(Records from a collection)

┄┄┄┄┄┄┄┄┄┄┄┄┄┄┄┄┄┄┄┄

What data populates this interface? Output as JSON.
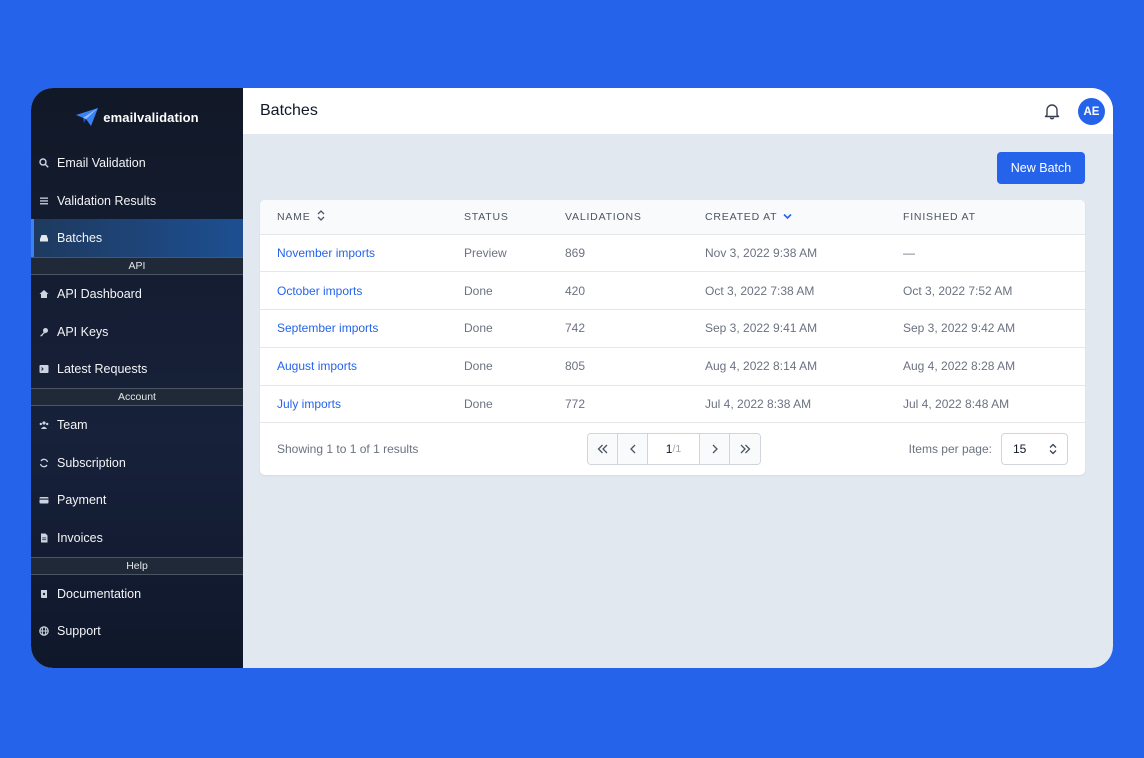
{
  "brand": {
    "name": "emailvalidation"
  },
  "sidebar": {
    "items": [
      {
        "label": "Email Validation",
        "icon": "search-icon"
      },
      {
        "label": "Validation Results",
        "icon": "list-icon"
      },
      {
        "label": "Batches",
        "icon": "stack-icon",
        "active": true
      }
    ],
    "sections": [
      {
        "title": "API",
        "items": [
          {
            "label": "API Dashboard",
            "icon": "home-icon"
          },
          {
            "label": "API Keys",
            "icon": "key-icon"
          },
          {
            "label": "Latest Requests",
            "icon": "terminal-icon"
          }
        ]
      },
      {
        "title": "Account",
        "items": [
          {
            "label": "Team",
            "icon": "users-icon"
          },
          {
            "label": "Subscription",
            "icon": "refresh-icon"
          },
          {
            "label": "Payment",
            "icon": "credit-card-icon"
          },
          {
            "label": "Invoices",
            "icon": "document-icon"
          }
        ]
      },
      {
        "title": "Help",
        "items": [
          {
            "label": "Documentation",
            "icon": "book-icon"
          },
          {
            "label": "Support",
            "icon": "globe-icon"
          }
        ]
      }
    ]
  },
  "header": {
    "title": "Batches",
    "avatar_initials": "AE"
  },
  "actions": {
    "new_batch": "New Batch"
  },
  "table": {
    "columns": [
      "NAME",
      "STATUS",
      "VALIDATIONS",
      "CREATED AT",
      "FINISHED AT"
    ],
    "rows": [
      [
        "November imports",
        "Preview",
        "869",
        "Nov 3, 2022 9:38 AM",
        "—"
      ],
      [
        "October imports",
        "Done",
        "420",
        "Oct 3, 2022 7:38 AM",
        "Oct 3, 2022 7:52 AM"
      ],
      [
        "September imports",
        "Done",
        "742",
        "Sep 3, 2022 9:41 AM",
        "Sep 3, 2022 9:42 AM"
      ],
      [
        "August imports",
        "Done",
        "805",
        "Aug 4, 2022 8:14 AM",
        "Aug 4, 2022 8:28 AM"
      ],
      [
        "July imports",
        "Done",
        "772",
        "Jul 4, 2022 8:38 AM",
        "Jul 4, 2022 8:48 AM"
      ]
    ]
  },
  "pagination": {
    "showing": "Showing 1 to 1 of 1 results",
    "current_page": "1",
    "total_pages": "/1",
    "items_per_page_label": "Items per page:",
    "items_per_page": "15"
  },
  "colors": {
    "accent": "#2563eb",
    "sidebar_bg": "#111827",
    "content_bg": "#e2e8f0"
  }
}
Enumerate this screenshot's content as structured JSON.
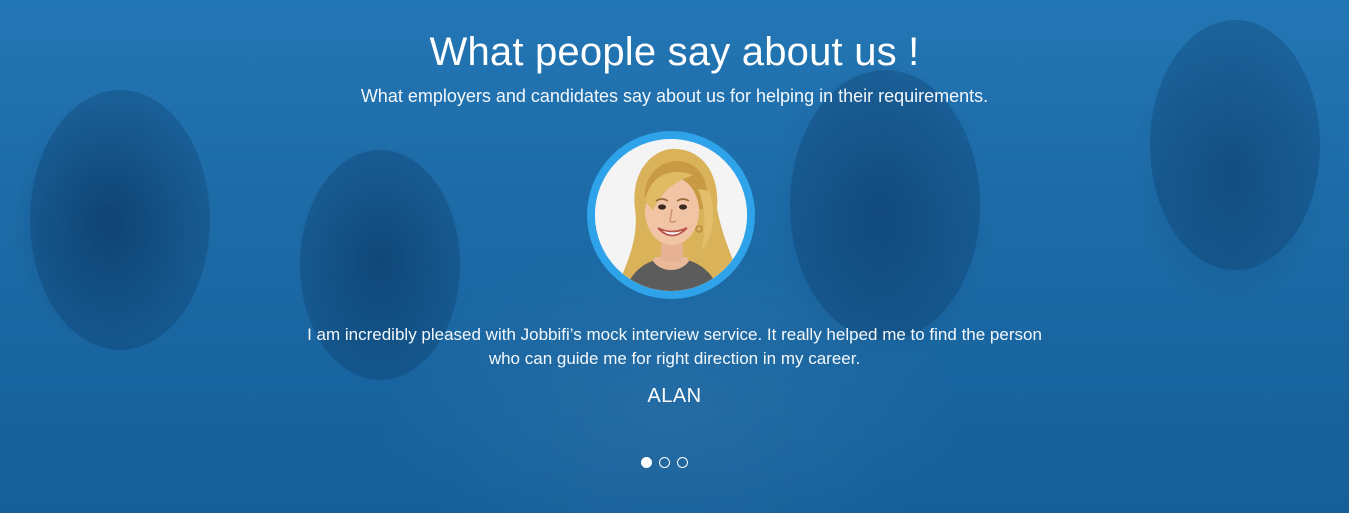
{
  "testimonials": {
    "title": "What people say about us !",
    "subtitle": "What employers and candidates say about us for helping in their requirements.",
    "current": {
      "quote": "I am incredibly pleased with Jobbifi’s mock interview service. It really helped me to find the person who can guide me for right direction in my career.",
      "author": "ALAN"
    },
    "slides_count": 3,
    "active_slide": 1
  },
  "colors": {
    "background": "#1a6aa6",
    "avatar_ring": "#2ea3e9",
    "text": "#ffffff"
  }
}
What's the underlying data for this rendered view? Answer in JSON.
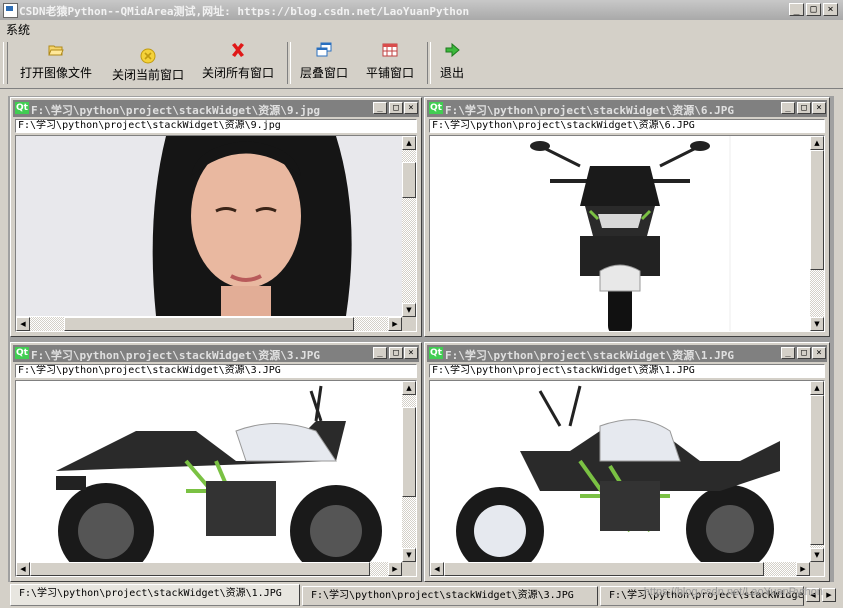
{
  "window": {
    "title": "CSDN老猿Python--QMidArea测试,网址: https://blog.csdn.net/LaoYuanPython",
    "btn_min": "_",
    "btn_max": "□",
    "btn_close": "×"
  },
  "menu": {
    "items": [
      "系统"
    ]
  },
  "toolbar": {
    "open": "打开图像文件",
    "close_current": "关闭当前窗口",
    "close_all": "关闭所有窗口",
    "cascade": "层叠窗口",
    "tile": "平铺窗口",
    "exit": "退出"
  },
  "subwindows": [
    {
      "title": "F:\\学习\\python\\project\\stackWidget\\资源\\9.jpg",
      "path": "F:\\学习\\python\\project\\stackWidget\\资源\\9.jpg",
      "image": "woman-portrait"
    },
    {
      "title": "F:\\学习\\python\\project\\stackWidget\\资源\\6.JPG",
      "path": "F:\\学习\\python\\project\\stackWidget\\资源\\6.JPG",
      "image": "motorcycle-front"
    },
    {
      "title": "F:\\学习\\python\\project\\stackWidget\\资源\\3.JPG",
      "path": "F:\\学习\\python\\project\\stackWidget\\资源\\3.JPG",
      "image": "motorcycle-side"
    },
    {
      "title": "F:\\学习\\python\\project\\stackWidget\\资源\\1.JPG",
      "path": "F:\\学习\\python\\project\\stackWidget\\资源\\1.JPG",
      "image": "motorcycle-angle"
    }
  ],
  "tabs": [
    "F:\\学习\\python\\project\\stackWidget\\资源\\1.JPG",
    "F:\\学习\\python\\project\\stackWidget\\资源\\3.JPG",
    "F:\\学习\\python\\project\\stackWidget"
  ],
  "watermark": "https://blog.csdn.net/LaoYuanPython",
  "colors": {
    "face": "#d4d0c8",
    "mdi": "#a0a0a0",
    "caption": "#808080",
    "qt": "#41cd52"
  }
}
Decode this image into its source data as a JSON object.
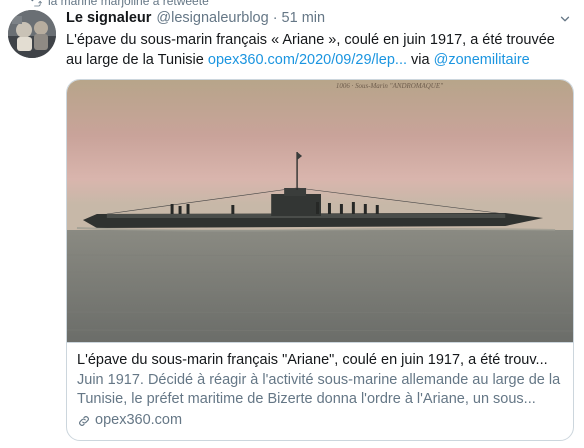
{
  "retweet": {
    "text": "la marine marjoline a retweeté",
    "icon": "retweet-icon"
  },
  "tweet": {
    "avatar_icon": "avatar",
    "display_name": "Le signaleur",
    "handle": "@lesignaleurblog",
    "separator": "·",
    "time": "51 min",
    "text_before_link": "L'épave du sous-marin français « Ariane », coulé en juin 1917, a été trouvée au large de la Tunisie ",
    "link_text": "opex360.com/2020/09/29/lep...",
    "via_text": " via ",
    "mention": "@zonemilitaire",
    "caret_icon": "chevron-down-icon"
  },
  "card": {
    "image_caption": "1006 · Sous-Marin \"ANDROMAQUE\"",
    "title": "L'épave du sous-marin français \"Ariane\", coulé en juin 1917, a été trouv...",
    "description": "Juin 1917. Décidé à réagir à l'activité sous-marine allemande au large de la Tunisie, le préfet maritime de Bizerte donna l'ordre à l'Ariane, un sous...",
    "domain": "opex360.com",
    "domain_icon": "link-icon"
  },
  "colors": {
    "link": "#1b95e0",
    "muted": "#657786",
    "border": "#ccd6dd",
    "text": "#14171a"
  }
}
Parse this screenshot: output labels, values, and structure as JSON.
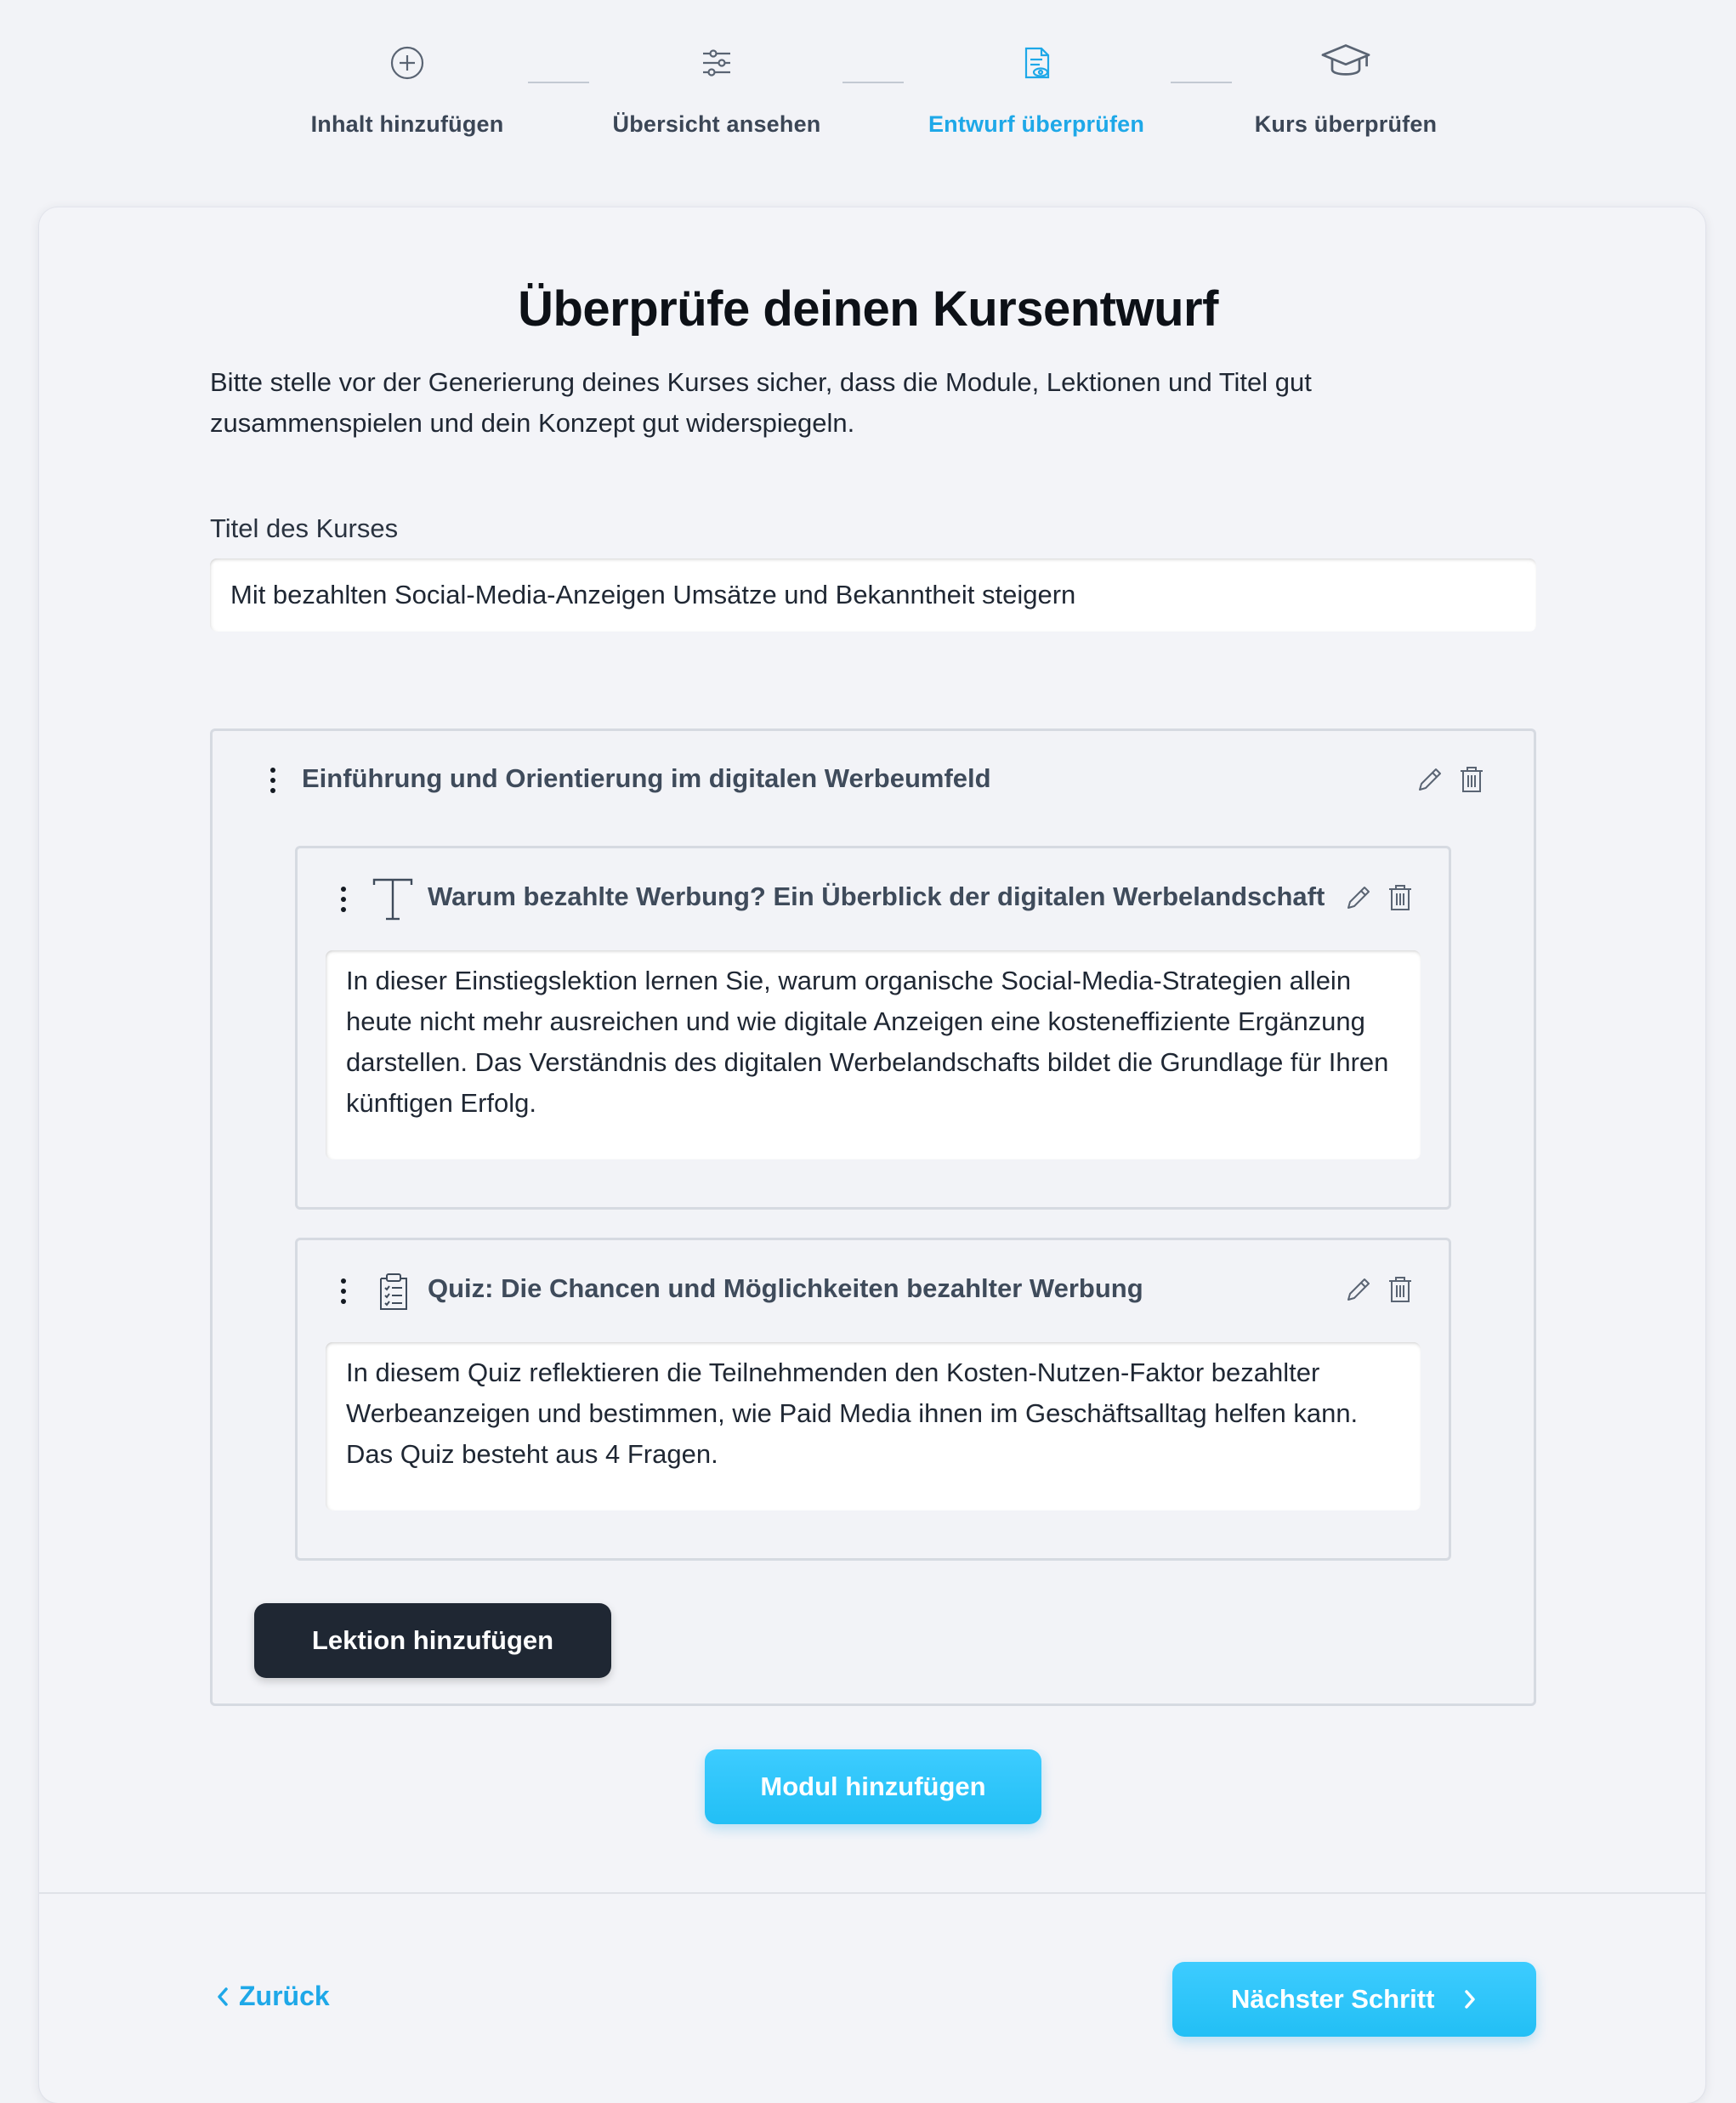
{
  "stepper": {
    "steps": [
      {
        "label": "Inhalt hinzufügen",
        "icon": "plus-circle-icon",
        "active": false
      },
      {
        "label": "Übersicht ansehen",
        "icon": "sliders-icon",
        "active": false
      },
      {
        "label": "Entwurf überprüfen",
        "icon": "document-review-icon",
        "active": true
      },
      {
        "label": "Kurs überprüfen",
        "icon": "graduation-cap-icon",
        "active": false
      }
    ],
    "active_color": "#1ea8e8"
  },
  "page": {
    "title": "Überprüfe deinen Kursentwurf",
    "intro": "Bitte stelle vor der Generierung deines Kurses sicher, dass die Module, Lektionen und Titel gut zusammenspielen und dein Konzept gut widerspiegeln."
  },
  "course": {
    "title_label": "Titel des Kurses",
    "title_value": "Mit bezahlten Social-Media-Anzeigen Umsätze und Bekanntheit steigern"
  },
  "module": {
    "title": "Einführung und Orientierung im digitalen Werbeumfeld",
    "lessons": [
      {
        "type_icon": "text-icon",
        "title": "Warum bezahlte Werbung? Ein Überblick der digitalen Werbelandschaft",
        "description": "In dieser Einstiegslektion lernen Sie, warum organische Social-Media-Strategien allein heute nicht mehr ausreichen und wie digitale Anzeigen eine kosteneffiziente Ergänzung darstellen. Das Verständnis des digitalen Werbelandschafts bildet die Grundlage für Ihren künftigen Erfolg."
      },
      {
        "type_icon": "quiz-icon",
        "title": "Quiz: Die Chancen und Möglichkeiten bezahlter Werbung",
        "description": "In diesem Quiz reflektieren die Teilnehmenden den Kosten-Nutzen-Faktor bezahlter Werbeanzeigen und bestimmen, wie Paid Media ihnen im Geschäftsalltag helfen kann. Das Quiz besteht aus 4 Fragen."
      }
    ],
    "add_lesson_label": "Lektion hinzufügen"
  },
  "actions": {
    "add_module_label": "Modul hinzufügen",
    "back_label": "Zurück",
    "next_label": "Nächster Schritt"
  }
}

┄┄┄┄┄┄┄┄┄┄┄┄┄┄┄┄┄┄┄┄

**Task directions:** From the entries above, collect every line with the string "Media" in it.

**Finished exercise:**
    "title_value": "Mit bezahlten Social-Media-Anzeigen Umsätze und Bekanntheit steigern"
        "description": "In dieser Einstiegslektion lernen Sie, warum organische Social-Media-Strategien allein heute nicht mehr ausreichen und wie digitale Anzeigen eine kosteneffiziente Ergänzung darstellen. Das Verständnis des digitalen Werbelandschafts bildet die Grundlage für Ihren künftigen Erfolg."
        "description": "In diesem Quiz reflektieren die Teilnehmenden den Kosten-Nutzen-Faktor bezahlter Werbeanzeigen und bestimmen, wie Paid Media ihnen im Geschäftsalltag helfen kann. Das Quiz besteht aus 4 Fragen."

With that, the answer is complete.